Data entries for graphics
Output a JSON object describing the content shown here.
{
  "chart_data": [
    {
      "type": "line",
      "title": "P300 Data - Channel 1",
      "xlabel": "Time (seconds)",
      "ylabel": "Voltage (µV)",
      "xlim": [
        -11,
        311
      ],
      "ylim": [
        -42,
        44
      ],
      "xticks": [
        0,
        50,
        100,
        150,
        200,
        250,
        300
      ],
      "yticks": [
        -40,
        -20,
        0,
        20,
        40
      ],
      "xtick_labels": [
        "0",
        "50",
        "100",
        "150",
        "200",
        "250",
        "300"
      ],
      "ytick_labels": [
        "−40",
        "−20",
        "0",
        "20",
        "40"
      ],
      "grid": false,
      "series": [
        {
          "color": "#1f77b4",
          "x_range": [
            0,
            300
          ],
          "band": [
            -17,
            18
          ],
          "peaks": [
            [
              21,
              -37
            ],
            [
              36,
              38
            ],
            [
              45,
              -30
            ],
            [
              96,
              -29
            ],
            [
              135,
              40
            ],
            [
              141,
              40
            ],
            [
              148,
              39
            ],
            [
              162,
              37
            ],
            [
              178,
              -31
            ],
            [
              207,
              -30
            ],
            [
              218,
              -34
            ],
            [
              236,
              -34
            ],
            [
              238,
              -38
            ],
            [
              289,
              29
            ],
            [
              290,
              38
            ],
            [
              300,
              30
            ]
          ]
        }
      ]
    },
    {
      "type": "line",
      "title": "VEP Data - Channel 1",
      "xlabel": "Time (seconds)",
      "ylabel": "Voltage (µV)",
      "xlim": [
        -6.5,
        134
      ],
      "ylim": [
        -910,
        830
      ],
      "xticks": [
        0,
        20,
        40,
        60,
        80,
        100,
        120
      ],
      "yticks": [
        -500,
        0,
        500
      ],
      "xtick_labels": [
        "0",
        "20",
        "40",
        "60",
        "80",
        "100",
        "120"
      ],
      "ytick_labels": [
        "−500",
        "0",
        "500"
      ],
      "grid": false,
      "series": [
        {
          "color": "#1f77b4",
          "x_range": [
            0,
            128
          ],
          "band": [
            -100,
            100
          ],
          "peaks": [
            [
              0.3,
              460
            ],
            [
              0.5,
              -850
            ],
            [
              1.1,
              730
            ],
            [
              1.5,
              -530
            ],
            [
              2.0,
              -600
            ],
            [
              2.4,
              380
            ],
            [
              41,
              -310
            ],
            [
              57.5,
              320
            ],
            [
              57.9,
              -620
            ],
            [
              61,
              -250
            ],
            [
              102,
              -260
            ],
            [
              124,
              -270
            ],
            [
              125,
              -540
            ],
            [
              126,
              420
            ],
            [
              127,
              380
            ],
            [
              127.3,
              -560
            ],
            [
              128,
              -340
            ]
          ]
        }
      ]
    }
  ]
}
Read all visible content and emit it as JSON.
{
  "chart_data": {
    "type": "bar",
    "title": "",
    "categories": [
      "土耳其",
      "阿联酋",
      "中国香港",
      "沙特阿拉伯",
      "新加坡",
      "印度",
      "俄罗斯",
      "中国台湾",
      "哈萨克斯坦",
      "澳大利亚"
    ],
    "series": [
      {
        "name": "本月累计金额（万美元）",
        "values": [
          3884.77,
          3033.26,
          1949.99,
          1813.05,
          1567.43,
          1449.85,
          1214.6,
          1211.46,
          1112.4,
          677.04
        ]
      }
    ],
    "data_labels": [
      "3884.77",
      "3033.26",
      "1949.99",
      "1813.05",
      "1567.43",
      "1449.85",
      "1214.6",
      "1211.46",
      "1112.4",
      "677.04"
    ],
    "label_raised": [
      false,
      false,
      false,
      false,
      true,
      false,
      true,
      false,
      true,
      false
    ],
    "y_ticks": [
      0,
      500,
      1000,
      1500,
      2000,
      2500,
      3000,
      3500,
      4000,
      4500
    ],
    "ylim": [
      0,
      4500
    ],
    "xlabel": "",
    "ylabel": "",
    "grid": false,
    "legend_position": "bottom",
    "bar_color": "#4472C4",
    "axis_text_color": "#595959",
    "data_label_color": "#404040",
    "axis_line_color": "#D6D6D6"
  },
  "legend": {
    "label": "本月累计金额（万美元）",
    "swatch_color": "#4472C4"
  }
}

■ WHAT IS EXPECTED:
Copy out every line that includes the word "content".

■ THE ANSWER:
Output a JSON object describing the content shown here.
Read all visible content and emit it as JSON.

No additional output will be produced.